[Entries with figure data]
··········
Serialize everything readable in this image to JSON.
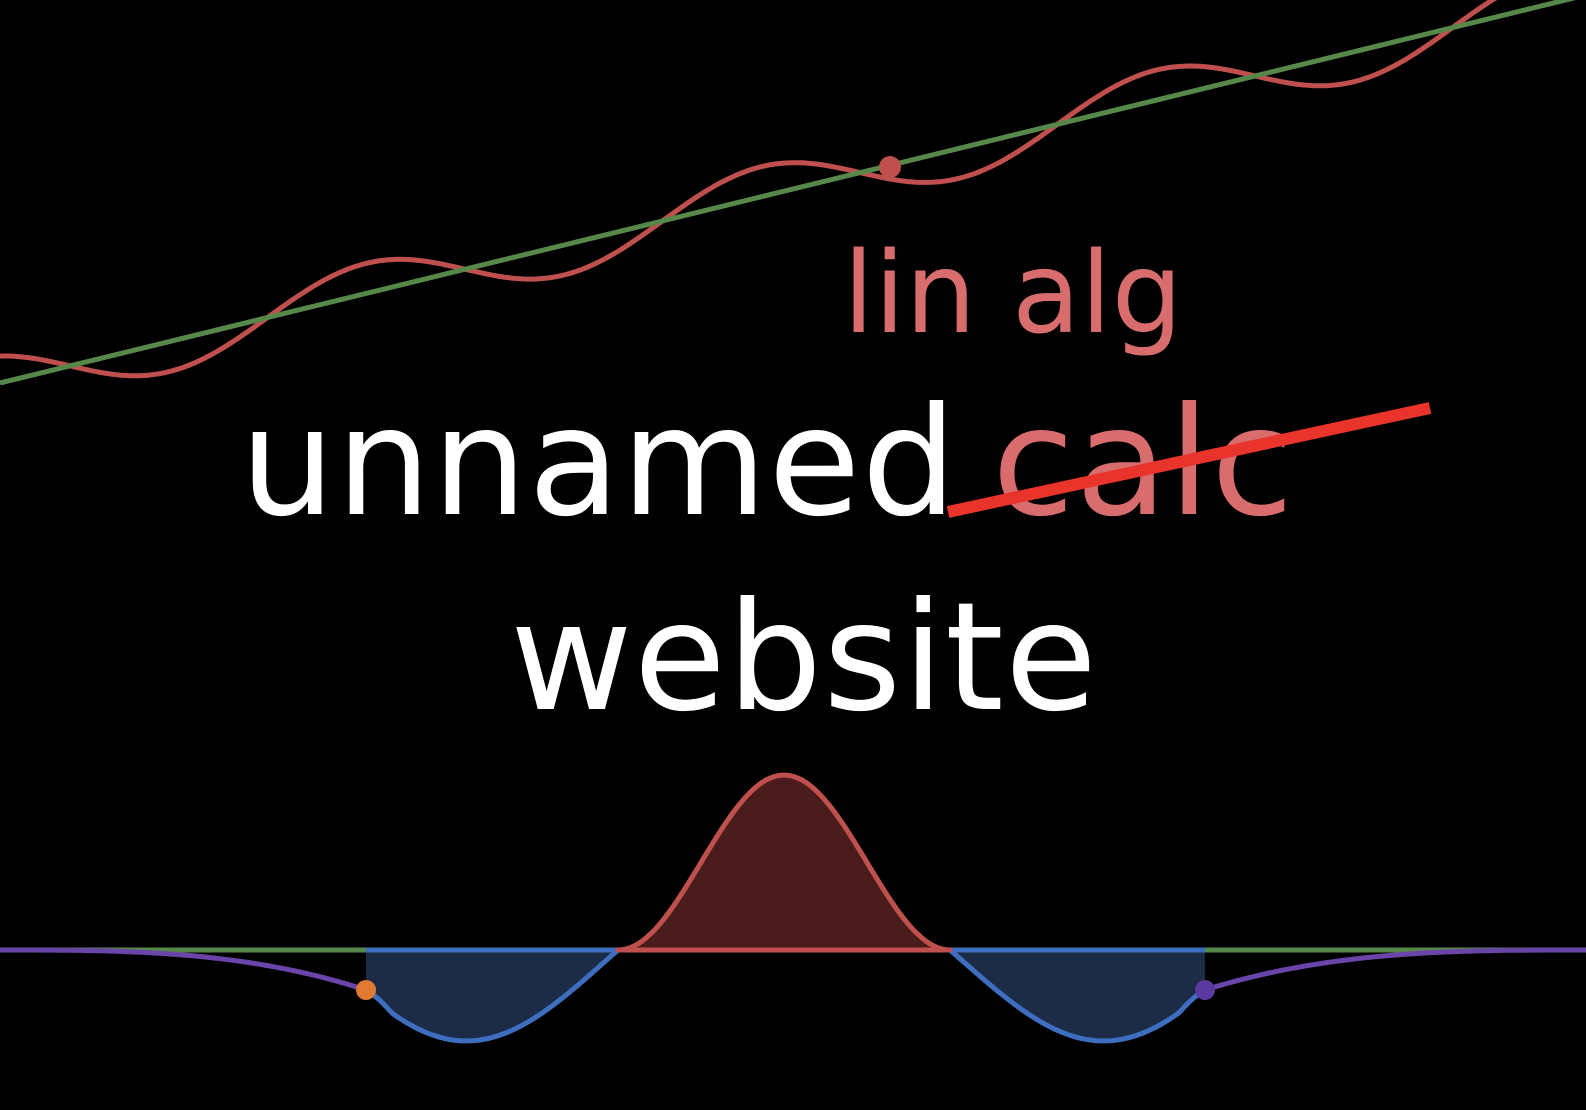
{
  "title": {
    "line1_word": "unnamed",
    "struck_word": "calc",
    "replacement_word": "lin alg",
    "line2_word": "website"
  },
  "colors": {
    "background": "#000000",
    "text": "#ffffff",
    "accent_text": "#d96d6d",
    "strike": "#e8342a",
    "red_curve": "#c0504d",
    "red_fill": "#4a1d1c",
    "green_line": "#56884a",
    "blue_curve": "#3e6ec0",
    "blue_fill": "#1c2c46",
    "purple_curve": "#6a44a8",
    "orange_point": "#e07a30",
    "purple_point": "#5a3aa0"
  }
}
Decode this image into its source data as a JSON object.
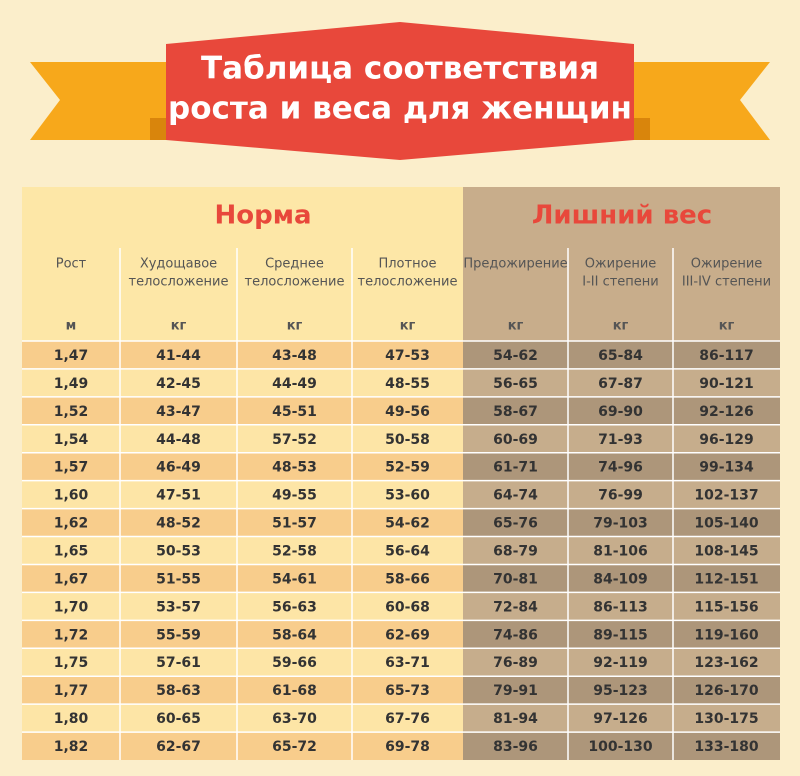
{
  "header": {
    "title_lines": [
      "Таблица соответствия",
      "роста и веса для женщин"
    ]
  },
  "table": {
    "groups": [
      "Норма",
      "Лишний вес"
    ],
    "columns": [
      {
        "name": [
          "Рост"
        ],
        "unit": "м"
      },
      {
        "name": [
          "Худощавое",
          "телосложение"
        ],
        "unit": "кг"
      },
      {
        "name": [
          "Среднее",
          "телосложение"
        ],
        "unit": "кг"
      },
      {
        "name": [
          "Плотное",
          "телосложение"
        ],
        "unit": "кг"
      },
      {
        "name": [
          "Предожирение"
        ],
        "unit": "кг"
      },
      {
        "name": [
          "Ожирение",
          "I-II степени"
        ],
        "unit": "кг"
      },
      {
        "name": [
          "Ожирение",
          "III-IV степени"
        ],
        "unit": "кг"
      }
    ],
    "rows": [
      [
        "1,47",
        "41-44",
        "43-48",
        "47-53",
        "54-62",
        "65-84",
        "86-117"
      ],
      [
        "1,49",
        "42-45",
        "44-49",
        "48-55",
        "56-65",
        "67-87",
        "90-121"
      ],
      [
        "1,52",
        "43-47",
        "45-51",
        "49-56",
        "58-67",
        "69-90",
        "92-126"
      ],
      [
        "1,54",
        "44-48",
        "57-52",
        "50-58",
        "60-69",
        "71-93",
        "96-129"
      ],
      [
        "1,57",
        "46-49",
        "48-53",
        "52-59",
        "61-71",
        "74-96",
        "99-134"
      ],
      [
        "1,60",
        "47-51",
        "49-55",
        "53-60",
        "64-74",
        "76-99",
        "102-137"
      ],
      [
        "1,62",
        "48-52",
        "51-57",
        "54-62",
        "65-76",
        "79-103",
        "105-140"
      ],
      [
        "1,65",
        "50-53",
        "52-58",
        "56-64",
        "68-79",
        "81-106",
        "108-145"
      ],
      [
        "1,67",
        "51-55",
        "54-61",
        "58-66",
        "70-81",
        "84-109",
        "112-151"
      ],
      [
        "1,70",
        "53-57",
        "56-63",
        "60-68",
        "72-84",
        "86-113",
        "115-156"
      ],
      [
        "1,72",
        "55-59",
        "58-64",
        "62-69",
        "74-86",
        "89-115",
        "119-160"
      ],
      [
        "1,75",
        "57-61",
        "59-66",
        "63-71",
        "76-89",
        "92-119",
        "123-162"
      ],
      [
        "1,77",
        "58-63",
        "61-68",
        "65-73",
        "79-91",
        "95-123",
        "126-170"
      ],
      [
        "1,80",
        "60-65",
        "63-70",
        "67-76",
        "81-94",
        "97-126",
        "130-175"
      ],
      [
        "1,82",
        "62-67",
        "65-72",
        "69-78",
        "83-96",
        "100-130",
        "133-180"
      ]
    ]
  }
}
··········
Where a line above contains the word "image", copy that line.

Serialize everything readable in this image to JSON.
Decode this image into its source data as a JSON object.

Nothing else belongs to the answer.